* _What this task involves_:
Show all lines that include the string "screenshot"; copy each one.

* _Input data_:
<<<<
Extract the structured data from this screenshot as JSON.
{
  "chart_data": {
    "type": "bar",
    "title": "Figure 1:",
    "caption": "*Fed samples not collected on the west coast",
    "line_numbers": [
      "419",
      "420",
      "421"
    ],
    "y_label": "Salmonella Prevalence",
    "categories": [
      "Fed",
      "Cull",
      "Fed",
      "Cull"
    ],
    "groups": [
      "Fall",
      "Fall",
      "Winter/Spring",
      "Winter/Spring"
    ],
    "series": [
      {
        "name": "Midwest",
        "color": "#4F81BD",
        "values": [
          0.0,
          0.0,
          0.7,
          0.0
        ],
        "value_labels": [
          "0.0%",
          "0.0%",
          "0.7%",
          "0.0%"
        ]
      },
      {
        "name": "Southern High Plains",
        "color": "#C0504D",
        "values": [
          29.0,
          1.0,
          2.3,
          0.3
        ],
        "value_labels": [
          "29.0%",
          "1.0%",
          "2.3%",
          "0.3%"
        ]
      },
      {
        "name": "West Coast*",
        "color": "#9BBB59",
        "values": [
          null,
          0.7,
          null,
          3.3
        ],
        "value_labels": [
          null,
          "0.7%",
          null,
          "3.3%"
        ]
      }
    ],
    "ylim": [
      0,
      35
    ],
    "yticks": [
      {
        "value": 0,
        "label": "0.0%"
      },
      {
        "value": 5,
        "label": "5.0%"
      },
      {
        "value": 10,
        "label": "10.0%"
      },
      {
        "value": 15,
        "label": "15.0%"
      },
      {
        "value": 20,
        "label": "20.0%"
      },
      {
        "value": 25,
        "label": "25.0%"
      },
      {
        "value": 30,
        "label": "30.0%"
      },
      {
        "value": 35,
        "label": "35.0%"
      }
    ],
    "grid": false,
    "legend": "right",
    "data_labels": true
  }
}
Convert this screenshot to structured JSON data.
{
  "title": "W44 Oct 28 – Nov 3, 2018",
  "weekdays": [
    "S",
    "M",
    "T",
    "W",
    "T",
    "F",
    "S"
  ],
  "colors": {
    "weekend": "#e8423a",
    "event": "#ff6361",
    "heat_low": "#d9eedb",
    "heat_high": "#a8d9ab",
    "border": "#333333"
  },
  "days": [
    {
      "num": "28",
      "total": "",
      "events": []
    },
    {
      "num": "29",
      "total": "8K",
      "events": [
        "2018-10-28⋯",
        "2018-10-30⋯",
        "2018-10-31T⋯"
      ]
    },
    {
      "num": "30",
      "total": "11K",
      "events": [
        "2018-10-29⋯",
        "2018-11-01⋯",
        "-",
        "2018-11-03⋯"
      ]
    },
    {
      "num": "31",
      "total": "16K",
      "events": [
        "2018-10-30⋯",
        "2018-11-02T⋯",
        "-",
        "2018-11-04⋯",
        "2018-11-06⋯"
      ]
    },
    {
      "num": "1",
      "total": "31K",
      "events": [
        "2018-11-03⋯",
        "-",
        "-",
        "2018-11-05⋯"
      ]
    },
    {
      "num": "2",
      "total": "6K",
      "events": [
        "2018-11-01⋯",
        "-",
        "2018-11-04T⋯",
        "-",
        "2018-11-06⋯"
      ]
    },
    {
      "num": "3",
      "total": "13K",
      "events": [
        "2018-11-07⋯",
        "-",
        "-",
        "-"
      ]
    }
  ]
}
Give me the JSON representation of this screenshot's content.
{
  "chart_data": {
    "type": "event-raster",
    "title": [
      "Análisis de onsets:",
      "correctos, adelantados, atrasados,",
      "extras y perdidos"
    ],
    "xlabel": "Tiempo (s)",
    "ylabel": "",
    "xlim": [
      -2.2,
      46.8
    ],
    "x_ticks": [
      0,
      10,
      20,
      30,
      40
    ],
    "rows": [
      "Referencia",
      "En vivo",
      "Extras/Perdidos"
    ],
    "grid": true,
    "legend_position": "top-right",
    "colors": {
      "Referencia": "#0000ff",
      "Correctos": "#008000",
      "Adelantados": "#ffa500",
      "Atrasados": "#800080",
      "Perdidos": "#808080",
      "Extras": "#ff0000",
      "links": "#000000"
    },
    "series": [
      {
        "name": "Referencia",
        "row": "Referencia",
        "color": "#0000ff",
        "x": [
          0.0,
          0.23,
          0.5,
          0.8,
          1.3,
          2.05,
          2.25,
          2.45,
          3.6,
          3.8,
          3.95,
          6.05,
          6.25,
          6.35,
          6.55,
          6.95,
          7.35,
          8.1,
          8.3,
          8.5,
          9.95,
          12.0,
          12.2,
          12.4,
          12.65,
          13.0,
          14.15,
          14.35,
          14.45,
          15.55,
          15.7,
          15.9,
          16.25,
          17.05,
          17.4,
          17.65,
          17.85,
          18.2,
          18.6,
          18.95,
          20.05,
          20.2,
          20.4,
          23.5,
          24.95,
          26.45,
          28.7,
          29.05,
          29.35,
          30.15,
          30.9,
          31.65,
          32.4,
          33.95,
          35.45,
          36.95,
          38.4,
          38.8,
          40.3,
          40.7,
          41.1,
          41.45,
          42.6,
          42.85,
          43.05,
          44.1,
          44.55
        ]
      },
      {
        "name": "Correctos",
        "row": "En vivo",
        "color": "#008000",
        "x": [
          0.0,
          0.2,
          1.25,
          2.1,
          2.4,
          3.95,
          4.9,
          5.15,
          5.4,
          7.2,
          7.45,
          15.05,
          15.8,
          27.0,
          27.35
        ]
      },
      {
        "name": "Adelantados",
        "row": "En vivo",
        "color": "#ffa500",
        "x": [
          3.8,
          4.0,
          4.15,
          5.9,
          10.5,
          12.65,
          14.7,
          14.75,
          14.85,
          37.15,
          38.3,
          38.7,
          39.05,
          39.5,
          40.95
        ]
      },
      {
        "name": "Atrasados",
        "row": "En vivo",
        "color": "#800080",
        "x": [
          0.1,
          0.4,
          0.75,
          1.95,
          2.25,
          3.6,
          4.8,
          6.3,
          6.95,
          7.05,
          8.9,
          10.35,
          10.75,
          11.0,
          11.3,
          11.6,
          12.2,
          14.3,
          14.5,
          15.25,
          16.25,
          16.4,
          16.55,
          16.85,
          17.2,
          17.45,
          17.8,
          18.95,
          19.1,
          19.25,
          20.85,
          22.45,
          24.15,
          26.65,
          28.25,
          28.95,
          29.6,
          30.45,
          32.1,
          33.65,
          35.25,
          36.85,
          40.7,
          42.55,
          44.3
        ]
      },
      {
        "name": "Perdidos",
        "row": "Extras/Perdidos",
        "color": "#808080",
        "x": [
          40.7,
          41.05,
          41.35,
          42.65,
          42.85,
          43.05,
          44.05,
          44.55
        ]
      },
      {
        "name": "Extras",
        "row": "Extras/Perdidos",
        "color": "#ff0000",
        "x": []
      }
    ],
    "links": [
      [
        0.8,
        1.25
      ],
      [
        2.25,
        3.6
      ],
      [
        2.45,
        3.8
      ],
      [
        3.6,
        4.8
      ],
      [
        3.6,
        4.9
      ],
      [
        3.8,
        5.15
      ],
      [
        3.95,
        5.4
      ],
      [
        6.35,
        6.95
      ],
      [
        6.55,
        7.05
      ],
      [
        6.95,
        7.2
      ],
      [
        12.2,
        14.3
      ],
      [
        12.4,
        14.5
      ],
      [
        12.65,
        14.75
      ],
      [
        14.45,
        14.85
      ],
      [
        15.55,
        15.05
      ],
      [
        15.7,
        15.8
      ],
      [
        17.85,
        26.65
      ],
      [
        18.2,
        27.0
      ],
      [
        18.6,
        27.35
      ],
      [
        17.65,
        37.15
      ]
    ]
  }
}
>>>>
* _Finished exercise_:
Extract the structured data from this screenshot as JSON.
Convert this screenshot to structured JSON data.
Give me the JSON representation of this screenshot's content.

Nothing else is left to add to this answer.